**Description of the task:** Pick out each line with the word "MARIA" from the material that follows.

**Data supplied:**
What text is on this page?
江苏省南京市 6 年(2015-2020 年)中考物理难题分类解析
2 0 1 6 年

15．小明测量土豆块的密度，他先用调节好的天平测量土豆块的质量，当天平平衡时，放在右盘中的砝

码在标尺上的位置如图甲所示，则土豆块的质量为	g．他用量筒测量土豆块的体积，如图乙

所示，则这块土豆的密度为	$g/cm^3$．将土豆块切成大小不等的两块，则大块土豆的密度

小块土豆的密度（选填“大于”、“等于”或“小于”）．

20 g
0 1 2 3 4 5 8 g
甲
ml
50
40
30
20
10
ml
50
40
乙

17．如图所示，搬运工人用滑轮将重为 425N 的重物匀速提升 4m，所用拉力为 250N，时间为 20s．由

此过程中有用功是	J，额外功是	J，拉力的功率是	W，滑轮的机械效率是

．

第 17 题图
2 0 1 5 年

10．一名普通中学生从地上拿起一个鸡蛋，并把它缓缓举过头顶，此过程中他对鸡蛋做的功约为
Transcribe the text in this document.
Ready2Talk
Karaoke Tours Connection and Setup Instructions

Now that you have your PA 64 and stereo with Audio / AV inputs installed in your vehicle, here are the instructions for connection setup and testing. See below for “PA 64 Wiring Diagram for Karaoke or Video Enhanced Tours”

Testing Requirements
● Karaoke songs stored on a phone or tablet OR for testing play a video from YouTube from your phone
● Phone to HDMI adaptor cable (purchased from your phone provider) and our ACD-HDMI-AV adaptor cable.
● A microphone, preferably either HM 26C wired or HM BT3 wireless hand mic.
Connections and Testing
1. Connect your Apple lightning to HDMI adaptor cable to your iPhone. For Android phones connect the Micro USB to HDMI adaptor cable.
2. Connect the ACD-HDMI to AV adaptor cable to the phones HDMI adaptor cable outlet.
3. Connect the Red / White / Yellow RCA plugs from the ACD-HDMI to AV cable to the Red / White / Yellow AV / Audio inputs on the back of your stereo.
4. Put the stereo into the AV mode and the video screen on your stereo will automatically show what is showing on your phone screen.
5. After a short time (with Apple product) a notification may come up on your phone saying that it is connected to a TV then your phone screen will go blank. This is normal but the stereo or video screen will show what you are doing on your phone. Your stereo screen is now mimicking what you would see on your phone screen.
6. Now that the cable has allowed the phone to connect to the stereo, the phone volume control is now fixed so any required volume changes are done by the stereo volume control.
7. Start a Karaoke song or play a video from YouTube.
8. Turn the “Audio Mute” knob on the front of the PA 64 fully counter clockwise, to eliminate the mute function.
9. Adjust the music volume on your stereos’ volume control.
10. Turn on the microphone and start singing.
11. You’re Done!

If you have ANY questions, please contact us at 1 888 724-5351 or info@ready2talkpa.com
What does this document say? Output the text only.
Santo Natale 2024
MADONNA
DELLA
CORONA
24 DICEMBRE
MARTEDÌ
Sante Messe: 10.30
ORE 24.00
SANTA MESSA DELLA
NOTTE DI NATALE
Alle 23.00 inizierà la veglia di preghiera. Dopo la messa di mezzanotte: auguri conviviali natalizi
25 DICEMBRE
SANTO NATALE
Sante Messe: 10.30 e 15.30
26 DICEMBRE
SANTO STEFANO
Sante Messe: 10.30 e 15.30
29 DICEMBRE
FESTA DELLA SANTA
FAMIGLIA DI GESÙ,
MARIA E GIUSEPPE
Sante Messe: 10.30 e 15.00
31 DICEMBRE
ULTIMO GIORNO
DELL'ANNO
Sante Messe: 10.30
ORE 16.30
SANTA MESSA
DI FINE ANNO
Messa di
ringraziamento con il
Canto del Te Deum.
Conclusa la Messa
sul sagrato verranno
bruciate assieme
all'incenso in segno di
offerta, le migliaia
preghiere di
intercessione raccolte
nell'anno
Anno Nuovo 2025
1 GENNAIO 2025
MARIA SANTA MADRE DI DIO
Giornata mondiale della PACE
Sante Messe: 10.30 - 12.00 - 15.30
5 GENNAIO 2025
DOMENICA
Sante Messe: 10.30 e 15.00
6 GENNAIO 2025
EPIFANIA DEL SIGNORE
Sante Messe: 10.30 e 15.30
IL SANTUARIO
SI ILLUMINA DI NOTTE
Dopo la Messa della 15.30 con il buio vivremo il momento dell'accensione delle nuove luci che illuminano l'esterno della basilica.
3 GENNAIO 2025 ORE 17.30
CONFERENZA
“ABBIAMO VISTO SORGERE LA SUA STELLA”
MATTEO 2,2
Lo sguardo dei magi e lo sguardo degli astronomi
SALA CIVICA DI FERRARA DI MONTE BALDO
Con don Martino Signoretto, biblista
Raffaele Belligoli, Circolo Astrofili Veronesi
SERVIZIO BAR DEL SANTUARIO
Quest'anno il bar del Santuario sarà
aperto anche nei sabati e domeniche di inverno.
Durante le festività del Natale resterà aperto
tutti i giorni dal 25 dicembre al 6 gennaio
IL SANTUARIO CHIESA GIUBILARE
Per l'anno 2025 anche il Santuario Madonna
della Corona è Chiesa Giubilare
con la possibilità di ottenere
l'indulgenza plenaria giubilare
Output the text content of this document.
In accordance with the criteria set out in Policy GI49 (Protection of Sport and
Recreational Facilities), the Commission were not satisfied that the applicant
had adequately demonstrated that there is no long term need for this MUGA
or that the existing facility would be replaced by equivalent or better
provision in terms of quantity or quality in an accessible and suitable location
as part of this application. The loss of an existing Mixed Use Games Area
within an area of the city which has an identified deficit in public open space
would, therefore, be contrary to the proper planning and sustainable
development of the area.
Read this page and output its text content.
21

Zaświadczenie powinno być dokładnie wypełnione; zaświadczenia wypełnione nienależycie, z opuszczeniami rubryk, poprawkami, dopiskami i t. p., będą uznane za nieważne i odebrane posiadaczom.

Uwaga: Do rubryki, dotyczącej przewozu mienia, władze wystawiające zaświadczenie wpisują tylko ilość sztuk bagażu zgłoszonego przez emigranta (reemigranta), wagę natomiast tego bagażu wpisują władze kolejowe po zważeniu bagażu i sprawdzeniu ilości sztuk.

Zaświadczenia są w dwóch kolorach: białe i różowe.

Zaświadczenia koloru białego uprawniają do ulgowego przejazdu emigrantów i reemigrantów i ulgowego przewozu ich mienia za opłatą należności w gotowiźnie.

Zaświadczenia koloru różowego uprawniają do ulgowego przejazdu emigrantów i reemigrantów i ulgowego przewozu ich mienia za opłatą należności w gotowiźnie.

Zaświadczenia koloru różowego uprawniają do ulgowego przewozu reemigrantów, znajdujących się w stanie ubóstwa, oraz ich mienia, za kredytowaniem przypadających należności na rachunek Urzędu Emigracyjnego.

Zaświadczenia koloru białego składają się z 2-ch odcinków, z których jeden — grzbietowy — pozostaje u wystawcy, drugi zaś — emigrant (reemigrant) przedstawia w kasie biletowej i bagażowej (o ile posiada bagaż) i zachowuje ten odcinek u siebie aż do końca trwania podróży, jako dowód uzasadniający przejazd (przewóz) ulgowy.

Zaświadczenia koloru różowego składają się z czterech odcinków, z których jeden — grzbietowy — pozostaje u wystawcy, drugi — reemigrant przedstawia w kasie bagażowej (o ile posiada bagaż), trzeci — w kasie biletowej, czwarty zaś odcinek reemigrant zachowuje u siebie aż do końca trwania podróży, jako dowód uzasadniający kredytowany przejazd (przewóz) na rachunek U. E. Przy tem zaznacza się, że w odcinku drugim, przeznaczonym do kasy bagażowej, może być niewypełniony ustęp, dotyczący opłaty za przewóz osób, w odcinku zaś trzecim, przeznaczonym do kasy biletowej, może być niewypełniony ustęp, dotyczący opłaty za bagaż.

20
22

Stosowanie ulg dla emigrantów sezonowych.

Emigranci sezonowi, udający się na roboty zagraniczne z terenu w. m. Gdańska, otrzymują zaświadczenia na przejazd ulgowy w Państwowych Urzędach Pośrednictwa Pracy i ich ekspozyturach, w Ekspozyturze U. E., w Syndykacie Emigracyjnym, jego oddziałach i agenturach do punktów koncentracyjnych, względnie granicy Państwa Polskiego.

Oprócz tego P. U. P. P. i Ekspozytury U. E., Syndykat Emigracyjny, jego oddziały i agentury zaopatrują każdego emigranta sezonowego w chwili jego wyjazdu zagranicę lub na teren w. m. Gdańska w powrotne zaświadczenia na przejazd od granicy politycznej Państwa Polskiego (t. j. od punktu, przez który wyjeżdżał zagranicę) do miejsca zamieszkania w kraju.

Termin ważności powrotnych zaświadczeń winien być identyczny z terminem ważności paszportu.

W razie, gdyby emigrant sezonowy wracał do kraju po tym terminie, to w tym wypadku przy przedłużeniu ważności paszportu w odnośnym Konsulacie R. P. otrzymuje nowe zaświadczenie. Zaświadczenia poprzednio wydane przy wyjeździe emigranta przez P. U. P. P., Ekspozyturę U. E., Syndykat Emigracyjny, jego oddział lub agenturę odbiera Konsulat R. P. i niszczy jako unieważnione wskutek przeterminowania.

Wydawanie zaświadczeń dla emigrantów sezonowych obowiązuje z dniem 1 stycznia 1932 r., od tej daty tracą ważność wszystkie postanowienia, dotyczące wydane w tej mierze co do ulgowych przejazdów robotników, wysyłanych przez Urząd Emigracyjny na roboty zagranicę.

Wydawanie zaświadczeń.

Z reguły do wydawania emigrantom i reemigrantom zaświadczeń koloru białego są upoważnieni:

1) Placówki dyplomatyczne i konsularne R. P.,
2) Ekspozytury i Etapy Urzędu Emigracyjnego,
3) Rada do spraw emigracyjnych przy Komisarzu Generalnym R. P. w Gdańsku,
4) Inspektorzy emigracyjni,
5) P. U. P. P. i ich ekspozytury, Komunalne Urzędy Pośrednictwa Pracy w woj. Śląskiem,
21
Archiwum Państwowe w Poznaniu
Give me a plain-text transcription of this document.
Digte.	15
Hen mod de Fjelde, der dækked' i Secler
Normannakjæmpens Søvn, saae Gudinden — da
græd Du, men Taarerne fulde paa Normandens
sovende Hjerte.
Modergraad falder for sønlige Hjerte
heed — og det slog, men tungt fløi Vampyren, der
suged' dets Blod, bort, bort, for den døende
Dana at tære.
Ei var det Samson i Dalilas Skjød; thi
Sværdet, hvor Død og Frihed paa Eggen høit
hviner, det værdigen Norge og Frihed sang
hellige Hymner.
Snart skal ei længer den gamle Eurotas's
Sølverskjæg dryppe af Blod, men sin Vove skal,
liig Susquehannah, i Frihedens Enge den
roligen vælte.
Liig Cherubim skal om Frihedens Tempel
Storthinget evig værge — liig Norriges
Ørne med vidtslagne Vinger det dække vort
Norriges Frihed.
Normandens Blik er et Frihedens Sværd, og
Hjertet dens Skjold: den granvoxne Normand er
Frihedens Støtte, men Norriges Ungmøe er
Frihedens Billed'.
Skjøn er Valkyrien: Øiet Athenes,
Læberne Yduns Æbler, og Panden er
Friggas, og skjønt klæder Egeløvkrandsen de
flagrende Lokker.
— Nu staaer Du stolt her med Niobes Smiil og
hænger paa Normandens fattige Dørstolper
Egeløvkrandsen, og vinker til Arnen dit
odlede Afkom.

**Final answer:**
MARIA E GIUSEPPE
MARIA SANTA MADRE DI DIO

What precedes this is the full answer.